Document extract:
■ ■ ■ ■ ■ ■ ■

Apart from the technical results, the project has advanced the design of five Business Cases to demonstrate the use of the DataCloud toolbox. The project has delivered a detailed specification technical specification of the Business Cases (including the market requirements) and details about how the toolbox will be used to implement them. Furthermore, the project has produced a detailed definition of the Big Data pipelines that will be developed for each business case and has identified and started the implementation of the core components and services that are involved. The five Business Cases include: 1) Smart Mobile Marketing Campaigns (SMARK), 2) Automatic Live Sports Content Annotation (MOGSPORTS), 3) Digital Health System (TLUHEALTH), 4) Products Development in Ceramic Engineering (P-DICE), and 5) Analytics of Manufacturing Assets (AMANS).

■ ■ ■ ■ ■ ■ ■

(Page segmentation data)
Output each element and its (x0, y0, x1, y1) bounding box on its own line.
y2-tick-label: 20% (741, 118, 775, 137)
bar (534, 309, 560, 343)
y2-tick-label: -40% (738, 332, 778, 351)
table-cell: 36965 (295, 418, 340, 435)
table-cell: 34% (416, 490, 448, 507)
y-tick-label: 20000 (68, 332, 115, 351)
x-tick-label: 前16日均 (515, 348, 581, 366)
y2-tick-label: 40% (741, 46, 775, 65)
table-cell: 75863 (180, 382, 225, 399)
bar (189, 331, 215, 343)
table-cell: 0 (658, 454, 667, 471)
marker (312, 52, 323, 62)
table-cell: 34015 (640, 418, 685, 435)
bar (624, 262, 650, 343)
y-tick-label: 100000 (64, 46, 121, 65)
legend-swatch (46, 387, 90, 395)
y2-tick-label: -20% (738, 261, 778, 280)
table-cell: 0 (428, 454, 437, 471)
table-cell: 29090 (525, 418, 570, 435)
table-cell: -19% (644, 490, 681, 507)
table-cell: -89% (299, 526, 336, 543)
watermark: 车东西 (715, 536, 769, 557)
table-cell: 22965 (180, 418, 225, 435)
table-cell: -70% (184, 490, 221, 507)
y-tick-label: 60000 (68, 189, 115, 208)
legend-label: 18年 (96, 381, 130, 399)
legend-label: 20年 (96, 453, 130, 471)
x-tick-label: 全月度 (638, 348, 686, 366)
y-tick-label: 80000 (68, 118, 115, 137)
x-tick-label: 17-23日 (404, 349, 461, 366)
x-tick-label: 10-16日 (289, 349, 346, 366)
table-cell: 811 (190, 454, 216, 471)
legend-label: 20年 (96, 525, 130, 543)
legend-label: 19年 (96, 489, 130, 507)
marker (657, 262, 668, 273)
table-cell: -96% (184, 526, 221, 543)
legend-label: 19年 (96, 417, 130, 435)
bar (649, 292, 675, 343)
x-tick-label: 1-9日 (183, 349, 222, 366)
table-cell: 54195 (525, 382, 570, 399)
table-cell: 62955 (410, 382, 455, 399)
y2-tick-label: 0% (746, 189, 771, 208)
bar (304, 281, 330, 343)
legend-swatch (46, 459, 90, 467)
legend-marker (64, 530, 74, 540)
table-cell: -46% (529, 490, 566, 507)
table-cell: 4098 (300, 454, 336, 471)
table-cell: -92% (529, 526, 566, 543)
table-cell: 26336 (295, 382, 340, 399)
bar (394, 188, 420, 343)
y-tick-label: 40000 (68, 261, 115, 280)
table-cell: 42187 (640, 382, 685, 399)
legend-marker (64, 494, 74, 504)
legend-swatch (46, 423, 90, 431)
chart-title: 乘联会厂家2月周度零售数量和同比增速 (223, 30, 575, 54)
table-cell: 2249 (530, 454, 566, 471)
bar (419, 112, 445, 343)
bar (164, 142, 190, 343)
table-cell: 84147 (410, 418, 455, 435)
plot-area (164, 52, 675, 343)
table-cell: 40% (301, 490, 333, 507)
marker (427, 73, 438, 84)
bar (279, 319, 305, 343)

■ ■ ■ ■ ■ ■ ■

Directions: In the DataCloud project excerpt, which Business Case is abbreviated as P-DICE?

Result of this task: Products Development in Ceramic Engineering